Part of a data file
--- Start ---
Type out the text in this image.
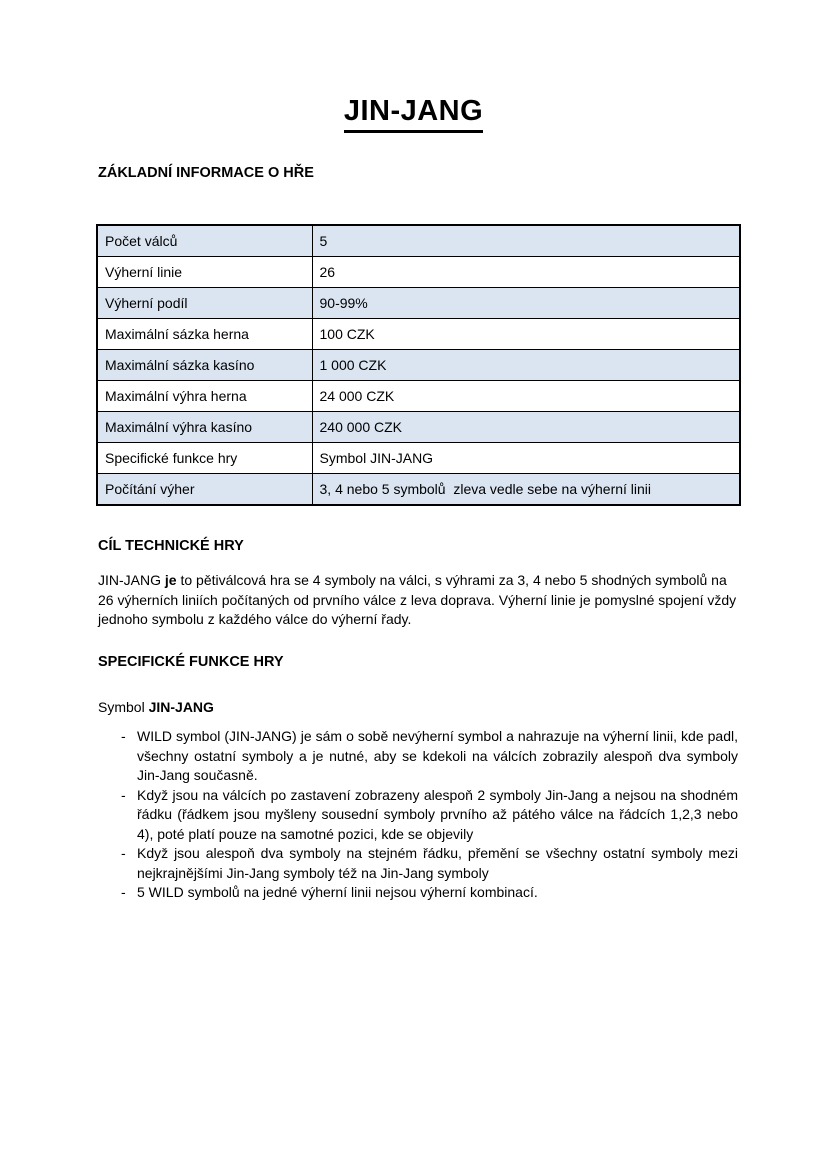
JIN-JANG
ZÁKLADNÍ INFORMACE O HŘE
Počet válců	5
Výherní linie	26
Výherní podíl	90-99%
Maximální sázka herna	100 CZK
Maximální sázka kasíno	1 000 CZK
Maximální výhra herna	24 000 CZK
Maximální výhra kasíno	240 000 CZK
Specifické funkce hry	Symbol JIN-JANG
Počítání výher	3, 4 nebo 5 symbolů  zleva vedle sebe na výherní linii
CÍL TECHNICKÉ HRY

JIN-JANG je to pětiválcová hra se 4 symboly na válci, s výhrami za 3, 4 nebo 5 shodných symbolů na 26 výherních liniích počítaných od prvního válce z leva doprava. Výherní linie je pomyslné spojení vždy jednoho symbolu z každého válce do výherní řady.

SPECIFICKÉ FUNKCE HRY

Symbol JIN-JANG

- WILD symbol (JIN-JANG) je sám o sobě nevýherní symbol a nahrazuje na výherní linii, kde padl, všechny ostatní symboly a je nutné, aby se kdekoli na válcích zobrazily alespoň dva symboly Jin-Jang současně.
- Když jsou na válcích po zastavení zobrazeny alespoň 2 symboly Jin-Jang a nejsou na shodném řádku (řádkem jsou myšleny sousední symboly prvního až pátého válce na řádcích 1,2,3 nebo 4), poté platí pouze na samotné pozici, kde se objevily
- Když jsou alespoň dva symboly na stejném řádku, přemění se všechny ostatní symboly mezi nejkrajnějšími Jin-Jang symboly též na Jin-Jang symboly
- 5 WILD symbolů na jedné výherní linii nejsou výherní kombinací.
--- End ---
## Required task
Reproduce the entries above exactly. Do not include the images.

## Answer for this exercise
Type out the text in this image.
JIN-JANG
ZÁKLADNÍ INFORMACE O HŘE
Počet válců	5
Výherní linie	26
Výherní podíl	90-99%
Maximální sázka herna	100 CZK
Maximální sázka kasíno	1 000 CZK
Maximální výhra herna	24 000 CZK
Maximální výhra kasíno	240 000 CZK
Specifické funkce hry	Symbol JIN-JANG
Počítání výher	3, 4 nebo 5 symbolů  zleva vedle sebe na výherní linii
CÍL TECHNICKÉ HRY

JIN-JANG je to pětiválcová hra se 4 symboly na válci, s výhrami za 3, 4 nebo 5 shodných symbolů na 26 výherních liniích počítaných od prvního válce z leva doprava. Výherní linie je pomyslné spojení vždy jednoho symbolu z každého válce do výherní řady.

SPECIFICKÉ FUNKCE HRY

Symbol JIN-JANG

- WILD symbol (JIN-JANG) je sám o sobě nevýherní symbol a nahrazuje na výherní linii, kde padl, všechny ostatní symboly a je nutné, aby se kdekoli na válcích zobrazily alespoň dva symboly Jin-Jang současně.
- Když jsou na válcích po zastavení zobrazeny alespoň 2 symboly Jin-Jang a nejsou na shodném řádku (řádkem jsou myšleny sousední symboly prvního až pátého válce na řádcích 1,2,3 nebo 4), poté platí pouze na samotné pozici, kde se objevily
- Když jsou alespoň dva symboly na stejném řádku, přemění se všechny ostatní symboly mezi nejkrajnějšími Jin-Jang symboly též na Jin-Jang symboly
- 5 WILD symbolů na jedné výherní linii nejsou výherní kombinací.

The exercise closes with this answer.